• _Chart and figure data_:
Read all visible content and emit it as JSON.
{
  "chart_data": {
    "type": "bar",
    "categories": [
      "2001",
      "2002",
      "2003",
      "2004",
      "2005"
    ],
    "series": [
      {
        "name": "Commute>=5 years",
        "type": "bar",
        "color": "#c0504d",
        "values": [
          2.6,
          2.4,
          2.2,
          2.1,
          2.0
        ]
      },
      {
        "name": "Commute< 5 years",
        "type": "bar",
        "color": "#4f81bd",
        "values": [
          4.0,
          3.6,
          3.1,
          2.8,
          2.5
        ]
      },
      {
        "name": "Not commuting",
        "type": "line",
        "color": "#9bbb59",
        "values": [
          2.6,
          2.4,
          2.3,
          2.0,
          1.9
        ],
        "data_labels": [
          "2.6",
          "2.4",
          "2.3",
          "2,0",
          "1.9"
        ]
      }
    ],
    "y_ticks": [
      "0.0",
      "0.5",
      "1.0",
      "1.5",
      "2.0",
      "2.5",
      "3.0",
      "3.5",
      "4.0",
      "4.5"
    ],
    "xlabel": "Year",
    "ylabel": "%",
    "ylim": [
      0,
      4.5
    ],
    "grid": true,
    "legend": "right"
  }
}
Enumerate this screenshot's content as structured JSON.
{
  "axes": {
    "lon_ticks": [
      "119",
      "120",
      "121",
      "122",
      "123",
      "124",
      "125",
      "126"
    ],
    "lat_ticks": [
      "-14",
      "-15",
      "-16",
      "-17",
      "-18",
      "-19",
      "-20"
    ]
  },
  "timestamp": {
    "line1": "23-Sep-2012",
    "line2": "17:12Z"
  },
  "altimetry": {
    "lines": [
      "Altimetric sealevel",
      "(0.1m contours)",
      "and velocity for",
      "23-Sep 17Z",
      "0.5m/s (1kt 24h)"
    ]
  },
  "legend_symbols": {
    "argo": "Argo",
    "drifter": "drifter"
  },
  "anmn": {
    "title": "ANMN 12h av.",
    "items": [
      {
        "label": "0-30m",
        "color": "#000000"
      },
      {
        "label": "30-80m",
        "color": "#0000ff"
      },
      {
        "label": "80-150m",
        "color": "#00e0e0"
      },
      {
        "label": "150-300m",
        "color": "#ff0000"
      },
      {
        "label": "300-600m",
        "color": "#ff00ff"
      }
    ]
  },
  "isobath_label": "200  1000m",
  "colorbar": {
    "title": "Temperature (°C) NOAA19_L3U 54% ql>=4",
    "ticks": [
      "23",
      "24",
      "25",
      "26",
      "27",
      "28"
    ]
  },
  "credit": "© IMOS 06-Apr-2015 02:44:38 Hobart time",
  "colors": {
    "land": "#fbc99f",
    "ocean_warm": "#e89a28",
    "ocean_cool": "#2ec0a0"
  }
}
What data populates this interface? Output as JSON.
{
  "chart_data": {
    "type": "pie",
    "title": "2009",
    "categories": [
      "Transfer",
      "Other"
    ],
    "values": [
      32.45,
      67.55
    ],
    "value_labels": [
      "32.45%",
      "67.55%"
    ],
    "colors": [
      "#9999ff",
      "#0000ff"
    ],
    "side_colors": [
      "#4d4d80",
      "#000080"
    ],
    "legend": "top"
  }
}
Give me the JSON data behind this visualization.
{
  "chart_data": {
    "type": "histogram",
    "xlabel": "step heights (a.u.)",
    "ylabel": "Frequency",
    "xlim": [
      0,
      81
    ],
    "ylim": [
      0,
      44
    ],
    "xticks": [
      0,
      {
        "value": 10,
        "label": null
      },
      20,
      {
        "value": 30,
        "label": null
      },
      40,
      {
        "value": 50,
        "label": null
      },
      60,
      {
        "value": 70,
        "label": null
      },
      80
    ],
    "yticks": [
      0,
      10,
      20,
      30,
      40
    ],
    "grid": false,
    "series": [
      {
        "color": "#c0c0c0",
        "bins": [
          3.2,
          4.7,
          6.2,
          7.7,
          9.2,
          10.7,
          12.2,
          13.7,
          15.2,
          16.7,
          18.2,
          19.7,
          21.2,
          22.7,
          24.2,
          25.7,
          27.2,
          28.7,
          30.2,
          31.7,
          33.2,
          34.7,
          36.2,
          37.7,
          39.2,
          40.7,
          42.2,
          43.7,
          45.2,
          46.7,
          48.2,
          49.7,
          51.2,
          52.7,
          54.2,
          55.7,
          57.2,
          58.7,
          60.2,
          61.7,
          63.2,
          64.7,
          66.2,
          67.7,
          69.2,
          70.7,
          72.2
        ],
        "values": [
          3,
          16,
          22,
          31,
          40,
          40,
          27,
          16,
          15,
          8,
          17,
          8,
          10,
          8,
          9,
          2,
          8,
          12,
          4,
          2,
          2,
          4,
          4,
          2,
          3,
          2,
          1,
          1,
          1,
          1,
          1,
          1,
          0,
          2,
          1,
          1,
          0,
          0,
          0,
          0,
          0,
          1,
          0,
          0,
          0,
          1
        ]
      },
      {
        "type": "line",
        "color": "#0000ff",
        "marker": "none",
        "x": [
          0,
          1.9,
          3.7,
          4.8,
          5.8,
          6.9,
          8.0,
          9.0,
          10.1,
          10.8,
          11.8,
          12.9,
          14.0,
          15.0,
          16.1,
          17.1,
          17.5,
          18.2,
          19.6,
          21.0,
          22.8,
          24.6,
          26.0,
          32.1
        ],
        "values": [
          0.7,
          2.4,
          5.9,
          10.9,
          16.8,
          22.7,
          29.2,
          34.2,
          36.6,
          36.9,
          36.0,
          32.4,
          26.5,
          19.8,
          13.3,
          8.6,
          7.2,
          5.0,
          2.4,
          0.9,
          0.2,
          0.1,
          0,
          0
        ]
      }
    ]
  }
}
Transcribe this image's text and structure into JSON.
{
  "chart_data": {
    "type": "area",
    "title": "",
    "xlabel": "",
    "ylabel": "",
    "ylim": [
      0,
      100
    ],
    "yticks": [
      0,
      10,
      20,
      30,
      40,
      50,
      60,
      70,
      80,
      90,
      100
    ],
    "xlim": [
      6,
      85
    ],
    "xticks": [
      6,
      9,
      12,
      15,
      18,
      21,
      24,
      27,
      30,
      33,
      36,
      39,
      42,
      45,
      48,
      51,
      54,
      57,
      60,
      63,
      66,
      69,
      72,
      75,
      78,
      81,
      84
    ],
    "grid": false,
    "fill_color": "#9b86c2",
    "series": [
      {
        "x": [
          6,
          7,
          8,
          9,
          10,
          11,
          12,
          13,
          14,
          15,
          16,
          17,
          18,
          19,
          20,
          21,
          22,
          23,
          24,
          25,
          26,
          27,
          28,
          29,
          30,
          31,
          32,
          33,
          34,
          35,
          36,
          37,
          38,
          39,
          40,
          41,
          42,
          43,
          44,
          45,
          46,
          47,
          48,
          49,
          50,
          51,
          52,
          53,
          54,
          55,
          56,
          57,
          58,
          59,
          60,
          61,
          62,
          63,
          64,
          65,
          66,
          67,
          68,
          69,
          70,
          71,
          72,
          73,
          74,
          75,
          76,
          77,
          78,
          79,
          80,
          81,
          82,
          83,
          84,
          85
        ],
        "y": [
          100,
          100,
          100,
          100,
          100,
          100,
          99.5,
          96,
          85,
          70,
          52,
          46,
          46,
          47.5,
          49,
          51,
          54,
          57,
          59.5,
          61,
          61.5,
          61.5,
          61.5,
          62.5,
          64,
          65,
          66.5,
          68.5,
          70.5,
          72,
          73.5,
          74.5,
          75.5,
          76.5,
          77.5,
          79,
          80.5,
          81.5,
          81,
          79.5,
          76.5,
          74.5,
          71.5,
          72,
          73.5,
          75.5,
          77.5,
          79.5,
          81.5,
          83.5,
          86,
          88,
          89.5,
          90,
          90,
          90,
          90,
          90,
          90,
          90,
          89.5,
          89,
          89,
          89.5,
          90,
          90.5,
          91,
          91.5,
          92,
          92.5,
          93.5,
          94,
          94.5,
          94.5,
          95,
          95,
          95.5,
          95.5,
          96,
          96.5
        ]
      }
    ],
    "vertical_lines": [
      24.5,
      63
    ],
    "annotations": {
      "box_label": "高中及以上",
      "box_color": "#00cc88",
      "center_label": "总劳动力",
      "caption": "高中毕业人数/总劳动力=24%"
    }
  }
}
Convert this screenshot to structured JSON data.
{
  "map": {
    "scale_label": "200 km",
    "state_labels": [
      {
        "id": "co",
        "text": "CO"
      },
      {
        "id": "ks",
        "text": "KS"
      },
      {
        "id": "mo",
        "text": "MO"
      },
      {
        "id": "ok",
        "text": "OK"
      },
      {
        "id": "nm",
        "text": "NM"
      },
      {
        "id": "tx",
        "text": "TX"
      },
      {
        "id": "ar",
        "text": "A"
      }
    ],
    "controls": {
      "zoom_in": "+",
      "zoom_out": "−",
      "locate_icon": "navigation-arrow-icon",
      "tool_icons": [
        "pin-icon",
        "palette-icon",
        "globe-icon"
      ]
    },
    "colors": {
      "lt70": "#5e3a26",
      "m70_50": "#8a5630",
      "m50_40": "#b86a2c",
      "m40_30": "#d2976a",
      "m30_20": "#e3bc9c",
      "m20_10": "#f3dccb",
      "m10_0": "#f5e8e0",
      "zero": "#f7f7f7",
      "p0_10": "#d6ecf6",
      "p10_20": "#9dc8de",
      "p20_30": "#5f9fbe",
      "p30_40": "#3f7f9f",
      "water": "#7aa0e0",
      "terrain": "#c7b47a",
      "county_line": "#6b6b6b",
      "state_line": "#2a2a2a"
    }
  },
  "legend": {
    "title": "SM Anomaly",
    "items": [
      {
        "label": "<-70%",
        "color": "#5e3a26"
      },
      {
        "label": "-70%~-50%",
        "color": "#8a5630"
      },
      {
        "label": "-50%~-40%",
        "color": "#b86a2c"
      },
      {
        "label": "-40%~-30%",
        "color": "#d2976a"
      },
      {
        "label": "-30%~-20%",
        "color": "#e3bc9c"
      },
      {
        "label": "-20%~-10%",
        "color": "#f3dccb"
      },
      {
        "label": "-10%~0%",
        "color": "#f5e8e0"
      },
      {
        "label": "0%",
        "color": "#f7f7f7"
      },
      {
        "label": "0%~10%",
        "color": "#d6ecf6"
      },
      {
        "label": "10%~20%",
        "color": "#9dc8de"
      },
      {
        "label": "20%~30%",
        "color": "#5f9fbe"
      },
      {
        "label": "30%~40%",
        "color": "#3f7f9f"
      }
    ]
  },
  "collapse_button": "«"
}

• _WHAT YOU SHOULD DO_:
Your task is to list each line of the records with the word "Commute".

• _THE COMPLETED TASK_:
        "name": "Commute>=5 years",
        "name": "Commute< 5 years",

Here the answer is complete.